▶ **Problem details**
Copy each line of the records that contains the word "text".

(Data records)
>>>>>

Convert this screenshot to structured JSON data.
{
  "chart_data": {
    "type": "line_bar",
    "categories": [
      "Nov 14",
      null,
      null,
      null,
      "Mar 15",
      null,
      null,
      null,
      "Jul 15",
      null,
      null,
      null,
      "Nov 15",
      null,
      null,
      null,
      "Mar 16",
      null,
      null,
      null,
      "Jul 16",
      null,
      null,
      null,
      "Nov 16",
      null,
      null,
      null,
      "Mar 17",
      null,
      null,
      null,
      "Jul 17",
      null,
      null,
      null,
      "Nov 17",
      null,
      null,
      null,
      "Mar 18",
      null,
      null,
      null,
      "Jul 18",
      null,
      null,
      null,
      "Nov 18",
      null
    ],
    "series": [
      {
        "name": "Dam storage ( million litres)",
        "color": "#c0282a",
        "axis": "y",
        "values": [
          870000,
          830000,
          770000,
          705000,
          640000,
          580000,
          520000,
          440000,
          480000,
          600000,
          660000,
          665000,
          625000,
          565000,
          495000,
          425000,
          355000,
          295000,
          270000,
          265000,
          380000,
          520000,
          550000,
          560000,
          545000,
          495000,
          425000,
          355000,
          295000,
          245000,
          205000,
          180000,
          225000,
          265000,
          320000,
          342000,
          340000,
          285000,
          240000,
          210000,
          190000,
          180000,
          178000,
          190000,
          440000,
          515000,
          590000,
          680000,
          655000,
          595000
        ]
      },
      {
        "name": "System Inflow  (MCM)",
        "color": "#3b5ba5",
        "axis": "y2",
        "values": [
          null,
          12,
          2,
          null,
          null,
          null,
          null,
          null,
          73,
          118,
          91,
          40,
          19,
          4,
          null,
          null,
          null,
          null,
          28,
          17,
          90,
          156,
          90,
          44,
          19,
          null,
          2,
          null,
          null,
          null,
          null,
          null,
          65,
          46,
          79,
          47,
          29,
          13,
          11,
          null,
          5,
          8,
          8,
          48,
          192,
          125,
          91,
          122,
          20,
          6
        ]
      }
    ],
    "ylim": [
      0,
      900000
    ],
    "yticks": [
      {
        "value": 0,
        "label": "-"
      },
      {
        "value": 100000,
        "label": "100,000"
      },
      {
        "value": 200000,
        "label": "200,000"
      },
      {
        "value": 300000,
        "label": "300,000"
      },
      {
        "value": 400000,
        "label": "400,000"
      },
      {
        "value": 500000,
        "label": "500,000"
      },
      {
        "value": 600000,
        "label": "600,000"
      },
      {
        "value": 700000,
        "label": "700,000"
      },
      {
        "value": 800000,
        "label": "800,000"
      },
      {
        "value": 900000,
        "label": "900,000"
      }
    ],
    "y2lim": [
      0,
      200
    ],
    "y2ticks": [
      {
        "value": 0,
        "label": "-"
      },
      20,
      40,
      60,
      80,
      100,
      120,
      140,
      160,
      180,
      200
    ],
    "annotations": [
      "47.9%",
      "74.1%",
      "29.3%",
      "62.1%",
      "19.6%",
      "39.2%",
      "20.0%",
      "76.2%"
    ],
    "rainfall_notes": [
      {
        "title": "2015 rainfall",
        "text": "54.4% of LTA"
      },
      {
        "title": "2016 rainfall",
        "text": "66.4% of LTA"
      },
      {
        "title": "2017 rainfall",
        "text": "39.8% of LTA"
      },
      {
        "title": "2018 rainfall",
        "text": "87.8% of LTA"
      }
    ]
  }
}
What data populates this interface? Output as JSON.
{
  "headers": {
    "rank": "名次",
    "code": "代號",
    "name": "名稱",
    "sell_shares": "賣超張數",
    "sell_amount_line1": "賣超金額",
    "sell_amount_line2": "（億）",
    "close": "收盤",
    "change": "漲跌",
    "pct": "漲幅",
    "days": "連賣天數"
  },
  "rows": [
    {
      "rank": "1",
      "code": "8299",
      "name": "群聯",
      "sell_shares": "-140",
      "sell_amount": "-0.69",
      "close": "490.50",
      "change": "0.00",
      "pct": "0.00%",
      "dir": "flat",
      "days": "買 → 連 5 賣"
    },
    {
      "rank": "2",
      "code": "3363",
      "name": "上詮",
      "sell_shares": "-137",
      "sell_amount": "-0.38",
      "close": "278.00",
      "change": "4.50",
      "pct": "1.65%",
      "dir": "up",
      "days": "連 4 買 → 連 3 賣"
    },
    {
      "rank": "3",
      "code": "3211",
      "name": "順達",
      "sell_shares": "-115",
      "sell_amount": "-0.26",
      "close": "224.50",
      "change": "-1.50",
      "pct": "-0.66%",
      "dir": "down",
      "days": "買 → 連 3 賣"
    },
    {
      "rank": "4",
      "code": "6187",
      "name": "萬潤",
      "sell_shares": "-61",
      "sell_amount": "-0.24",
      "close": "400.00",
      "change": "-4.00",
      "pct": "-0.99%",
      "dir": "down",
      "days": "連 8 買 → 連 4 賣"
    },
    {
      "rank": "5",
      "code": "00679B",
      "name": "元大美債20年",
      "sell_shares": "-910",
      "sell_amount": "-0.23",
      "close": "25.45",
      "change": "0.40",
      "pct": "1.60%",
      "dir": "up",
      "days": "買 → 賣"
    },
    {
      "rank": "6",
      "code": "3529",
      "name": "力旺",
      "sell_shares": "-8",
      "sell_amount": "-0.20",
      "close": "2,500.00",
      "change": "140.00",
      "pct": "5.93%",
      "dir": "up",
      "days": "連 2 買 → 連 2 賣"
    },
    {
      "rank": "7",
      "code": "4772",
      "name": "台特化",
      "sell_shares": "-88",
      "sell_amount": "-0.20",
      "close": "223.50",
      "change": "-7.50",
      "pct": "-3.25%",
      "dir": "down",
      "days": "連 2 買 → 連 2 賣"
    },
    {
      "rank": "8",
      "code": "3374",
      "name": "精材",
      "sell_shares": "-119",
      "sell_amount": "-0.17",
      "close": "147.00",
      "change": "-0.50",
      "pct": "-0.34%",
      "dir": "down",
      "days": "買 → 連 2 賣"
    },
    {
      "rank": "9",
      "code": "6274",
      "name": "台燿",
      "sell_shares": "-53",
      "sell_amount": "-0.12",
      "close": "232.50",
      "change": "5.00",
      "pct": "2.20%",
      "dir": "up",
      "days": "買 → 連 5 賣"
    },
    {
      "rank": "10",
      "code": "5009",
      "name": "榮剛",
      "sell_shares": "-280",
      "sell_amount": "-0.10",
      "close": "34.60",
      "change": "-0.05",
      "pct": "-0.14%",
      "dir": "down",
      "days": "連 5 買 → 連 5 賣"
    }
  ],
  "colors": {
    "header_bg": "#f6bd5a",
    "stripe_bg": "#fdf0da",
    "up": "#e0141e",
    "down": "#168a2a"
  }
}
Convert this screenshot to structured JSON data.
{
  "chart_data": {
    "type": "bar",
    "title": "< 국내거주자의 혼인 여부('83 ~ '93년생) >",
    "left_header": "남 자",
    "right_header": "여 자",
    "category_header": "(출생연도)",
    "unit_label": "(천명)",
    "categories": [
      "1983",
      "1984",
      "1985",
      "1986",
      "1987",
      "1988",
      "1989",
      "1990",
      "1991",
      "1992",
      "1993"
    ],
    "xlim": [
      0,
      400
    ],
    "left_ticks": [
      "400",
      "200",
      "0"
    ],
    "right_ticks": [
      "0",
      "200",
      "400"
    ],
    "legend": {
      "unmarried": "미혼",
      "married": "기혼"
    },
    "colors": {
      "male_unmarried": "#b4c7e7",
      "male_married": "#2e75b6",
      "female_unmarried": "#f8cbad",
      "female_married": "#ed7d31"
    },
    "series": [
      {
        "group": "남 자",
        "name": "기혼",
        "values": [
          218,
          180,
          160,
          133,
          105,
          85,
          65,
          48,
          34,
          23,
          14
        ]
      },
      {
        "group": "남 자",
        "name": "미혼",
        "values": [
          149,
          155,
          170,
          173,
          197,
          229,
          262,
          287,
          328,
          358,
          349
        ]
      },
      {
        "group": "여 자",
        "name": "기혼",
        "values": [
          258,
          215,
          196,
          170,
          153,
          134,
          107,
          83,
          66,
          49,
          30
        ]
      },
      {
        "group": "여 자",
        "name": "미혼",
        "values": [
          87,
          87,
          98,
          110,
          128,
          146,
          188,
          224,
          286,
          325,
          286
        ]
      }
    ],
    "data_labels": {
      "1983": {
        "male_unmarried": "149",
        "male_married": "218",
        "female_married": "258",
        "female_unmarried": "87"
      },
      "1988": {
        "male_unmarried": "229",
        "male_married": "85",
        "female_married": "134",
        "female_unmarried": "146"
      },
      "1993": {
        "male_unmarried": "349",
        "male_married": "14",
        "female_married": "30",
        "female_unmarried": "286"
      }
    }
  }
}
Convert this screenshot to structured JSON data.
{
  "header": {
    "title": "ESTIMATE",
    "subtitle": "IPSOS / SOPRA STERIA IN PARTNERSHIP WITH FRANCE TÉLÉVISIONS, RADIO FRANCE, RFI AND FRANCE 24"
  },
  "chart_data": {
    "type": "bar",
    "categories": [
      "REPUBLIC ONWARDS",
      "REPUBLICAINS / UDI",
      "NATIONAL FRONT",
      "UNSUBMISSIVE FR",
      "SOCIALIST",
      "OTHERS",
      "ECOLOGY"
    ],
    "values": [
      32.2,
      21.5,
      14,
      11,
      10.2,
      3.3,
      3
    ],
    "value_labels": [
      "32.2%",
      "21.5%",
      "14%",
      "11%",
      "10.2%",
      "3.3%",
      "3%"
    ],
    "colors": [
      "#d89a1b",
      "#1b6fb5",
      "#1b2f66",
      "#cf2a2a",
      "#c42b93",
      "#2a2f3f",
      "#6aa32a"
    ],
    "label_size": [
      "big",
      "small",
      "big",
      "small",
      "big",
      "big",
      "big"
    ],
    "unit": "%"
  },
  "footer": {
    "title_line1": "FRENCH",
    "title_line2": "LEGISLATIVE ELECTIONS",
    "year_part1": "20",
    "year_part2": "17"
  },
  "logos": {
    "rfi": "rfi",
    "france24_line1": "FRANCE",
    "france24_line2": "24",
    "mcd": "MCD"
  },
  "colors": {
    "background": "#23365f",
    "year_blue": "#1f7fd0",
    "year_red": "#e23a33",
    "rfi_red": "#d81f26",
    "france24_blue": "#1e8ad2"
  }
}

<<<<<

▶ **Finished exercise**
        "text": "54.4% of LTA"
        "text": "66.4% of LTA"
        "text": "39.8% of LTA"
        "text": "87.8% of LTA"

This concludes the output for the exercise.